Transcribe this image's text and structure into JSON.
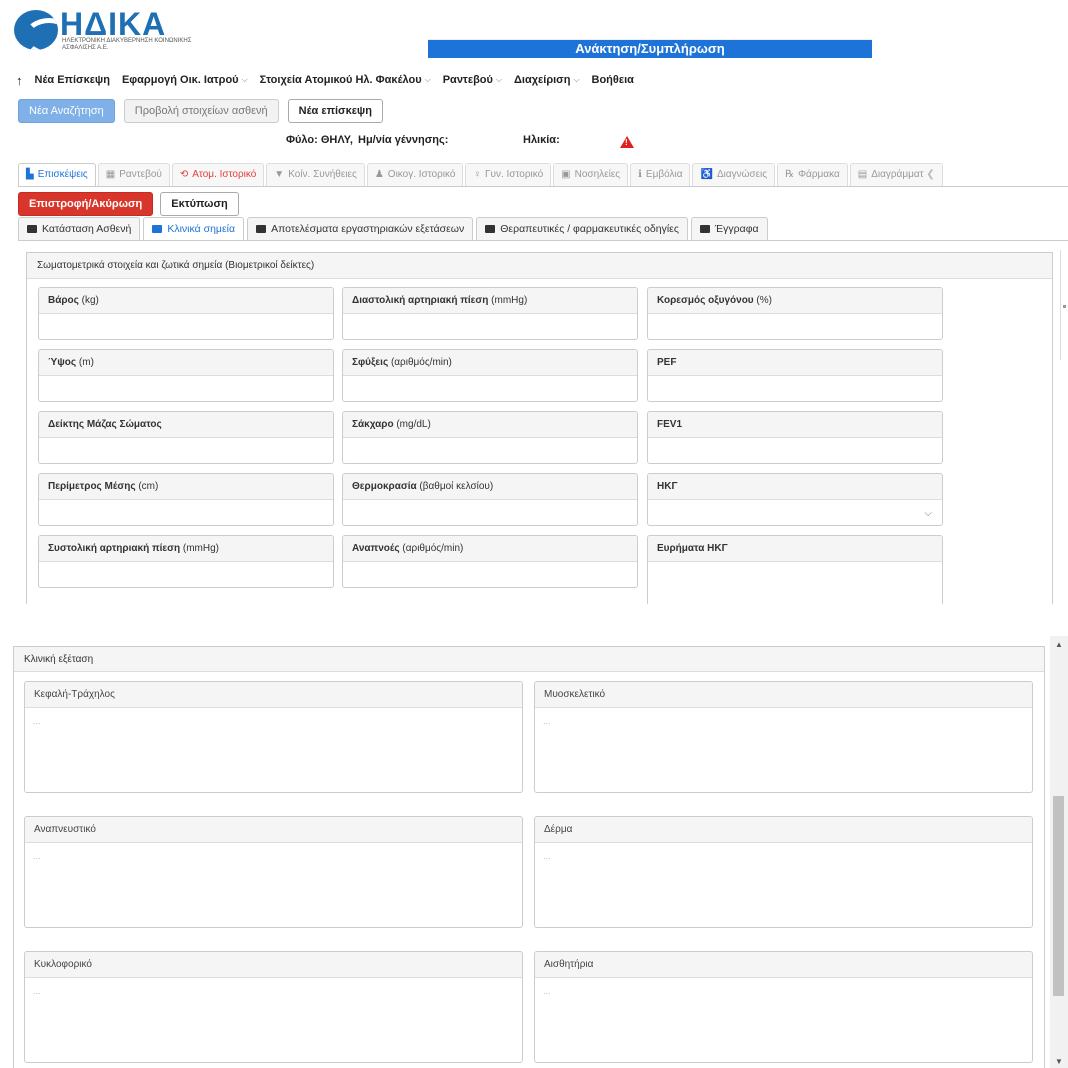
{
  "header": {
    "brand": "ΗΔΙΚΑ",
    "brand_sub": "ΗΛΕΚΤΡΟΝΙΚΗ ΔΙΑΚΥΒΕΡΝΗΣΗ ΚΟΙΝΩΝΙΚΗΣ ΑΣΦΑΛΙΣΗΣ Α.Ε.",
    "banner": "Ανάκτηση/Συμπλήρωση"
  },
  "menu": {
    "items": [
      {
        "label": "Νέα Επίσκεψη",
        "caret": false
      },
      {
        "label": "Εφαρμογή Οικ. Ιατρού",
        "caret": true
      },
      {
        "label": "Στοιχεία Ατομικού Ηλ. Φακέλου",
        "caret": true
      },
      {
        "label": "Ραντεβού",
        "caret": true
      },
      {
        "label": "Διαχείριση",
        "caret": true
      },
      {
        "label": "Βοήθεια",
        "caret": false
      }
    ]
  },
  "actions": {
    "new_search": "Νέα Αναζήτηση",
    "view_patient": "Προβολή στοιχείων ασθενή",
    "new_visit": "Νέα επίσκεψη"
  },
  "patient": {
    "gender": "Φύλο: ΘΗΛΥ,",
    "birth": "Ημ/νία γέννησης:",
    "age": "Ηλικία:"
  },
  "main_tabs": [
    {
      "label": "Επισκέψεις",
      "icon": "visits-icon"
    },
    {
      "label": "Ραντεβού",
      "icon": "calendar-icon"
    },
    {
      "label": "Ατομ. Ιστορικό",
      "icon": "history-icon"
    },
    {
      "label": "Κοίν. Συνήθειες",
      "icon": "filter-icon"
    },
    {
      "label": "Οικογ. Ιστορικό",
      "icon": "family-icon"
    },
    {
      "label": "Γυν. Ιστορικό",
      "icon": "female-icon"
    },
    {
      "label": "Νοσηλείες",
      "icon": "hospital-icon"
    },
    {
      "label": "Εμβόλια",
      "icon": "vaccine-icon"
    },
    {
      "label": "Διαγνώσεις",
      "icon": "diagnosis-icon"
    },
    {
      "label": "Φάρμακα",
      "icon": "pill-icon"
    },
    {
      "label": "Διαγράμματ",
      "icon": "chart-icon"
    }
  ],
  "form_actions": {
    "cancel": "Επιστροφή/Ακύρωση",
    "print": "Εκτύπωση"
  },
  "sub_tabs": [
    "Κατάσταση Ασθενή",
    "Κλινικά σημεία",
    "Αποτελέσματα εργαστηριακών εξετάσεων",
    "Θεραπευτικές / φαρμακευτικές οδηγίες",
    "Έγγραφα"
  ],
  "vitals": {
    "title": "Σωματομετρικά στοιχεία και ζωτικά σημεία (Βιομετρικοί δείκτες)",
    "fields": [
      {
        "name": "Βάρος",
        "unit": "(kg)"
      },
      {
        "name": "Διαστολική αρτηριακή πίεση",
        "unit": "(mmHg)"
      },
      {
        "name": "Κορεσμός οξυγόνου",
        "unit": "(%)"
      },
      {
        "name": "Ύψος",
        "unit": "(m)"
      },
      {
        "name": "Σφύξεις",
        "unit": "(αριθμός/min)"
      },
      {
        "name": "PEF",
        "unit": ""
      },
      {
        "name": "Δείκτης Μάζας Σώματος",
        "unit": ""
      },
      {
        "name": "Σάκχαρο",
        "unit": "(mg/dL)"
      },
      {
        "name": "FEV1",
        "unit": ""
      },
      {
        "name": "Περίμετρος Μέσης",
        "unit": "(cm)"
      },
      {
        "name": "Θερμοκρασία",
        "unit": "(βαθμοί κελσίου)"
      },
      {
        "name": "ΗΚΓ",
        "unit": ""
      },
      {
        "name": "Συστολική αρτηριακή πίεση",
        "unit": "(mmHg)"
      },
      {
        "name": "Αναπνοές",
        "unit": "(αριθμός/min)"
      },
      {
        "name": "Ευρήματα ΗΚΓ",
        "unit": ""
      }
    ]
  },
  "exam": {
    "title": "Κλινική εξέταση",
    "placeholder": "...",
    "sections": [
      "Κεφαλή-Τράχηλος",
      "Μυοσκελετικό",
      "Αναπνευστικό",
      "Δέρμα",
      "Κυκλοφορικό",
      "Αισθητήρια"
    ]
  }
}
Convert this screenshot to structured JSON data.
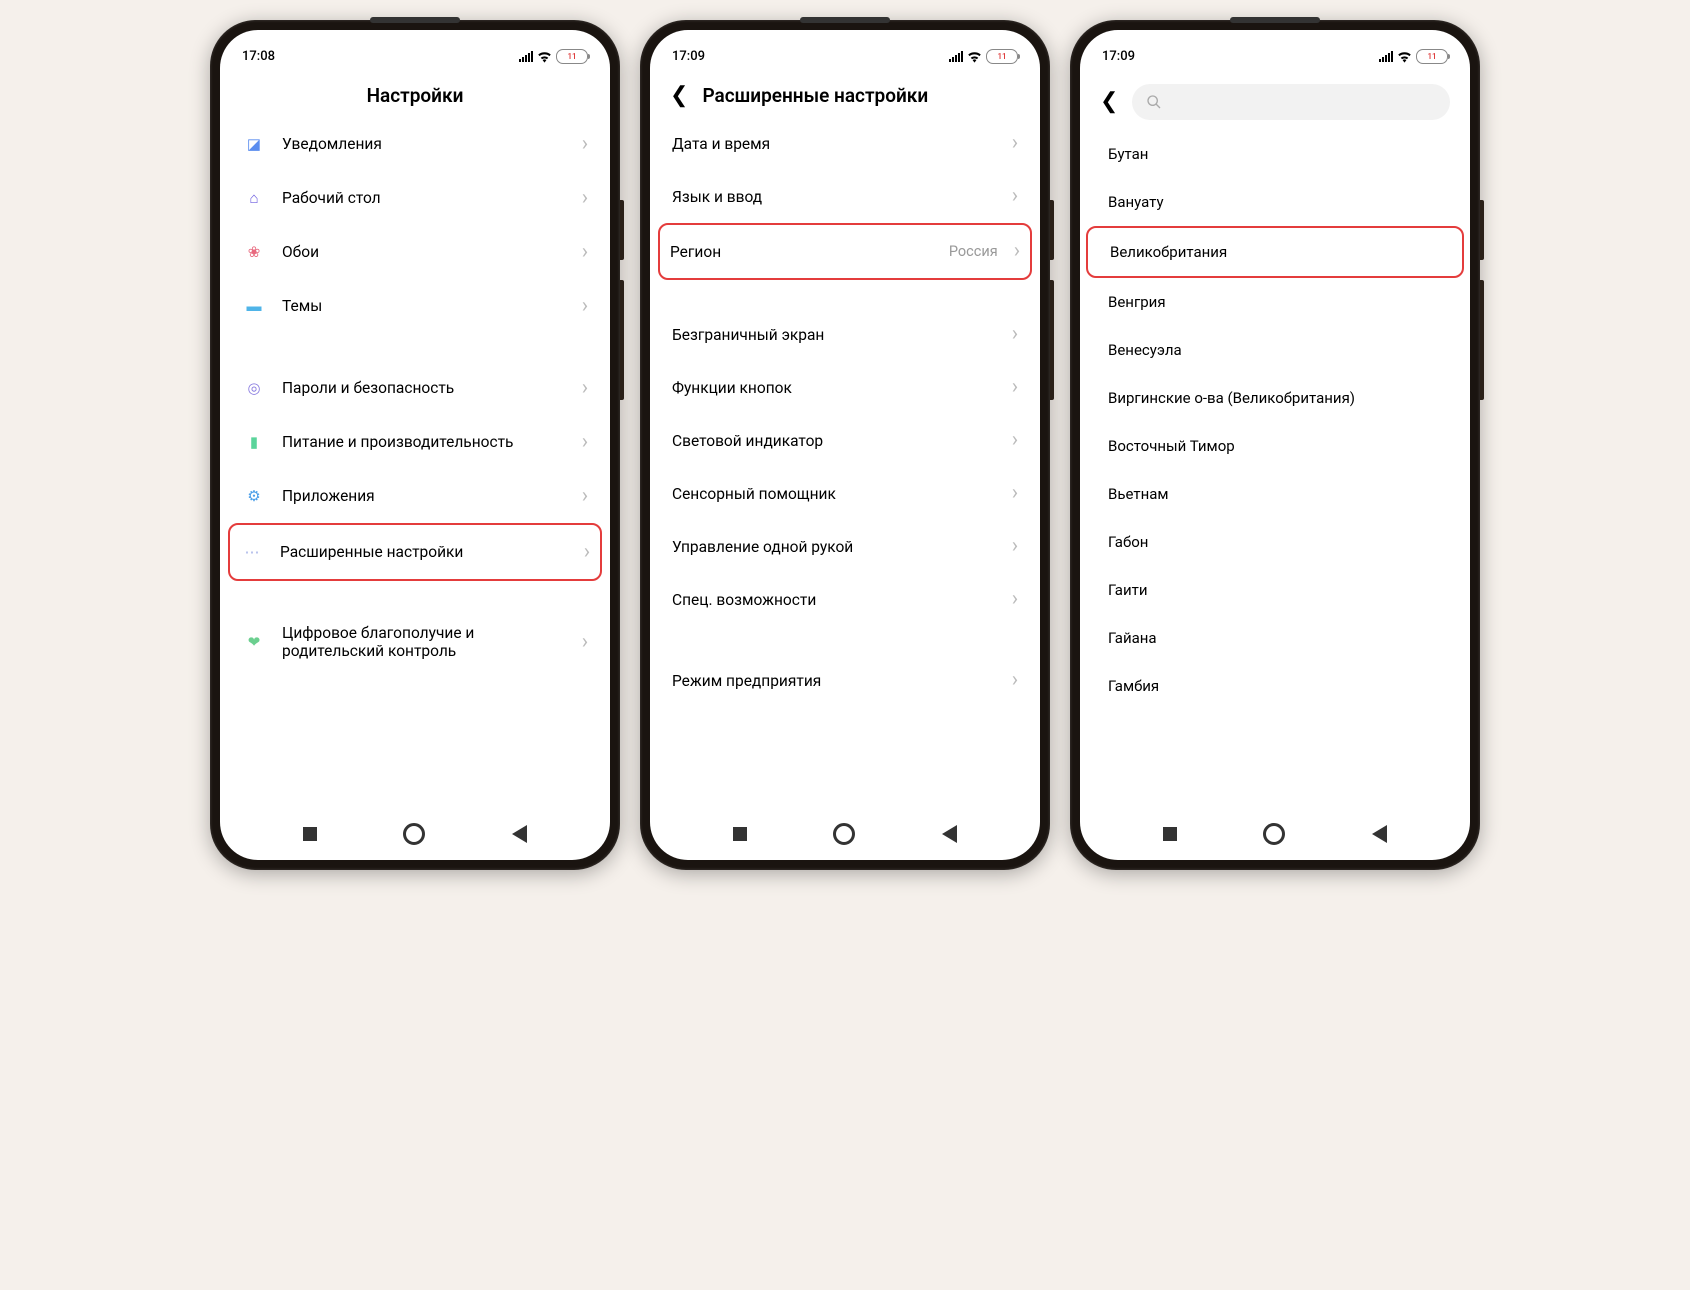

* * * * * * *

Written request —
Lines from the records above that hold "αρτηριακή" are the ones to list.

Expected answer —
        "name": "Διαστολική αρτηριακή πίεση",
        "name": "Συστολική αρτηριακή πίεση",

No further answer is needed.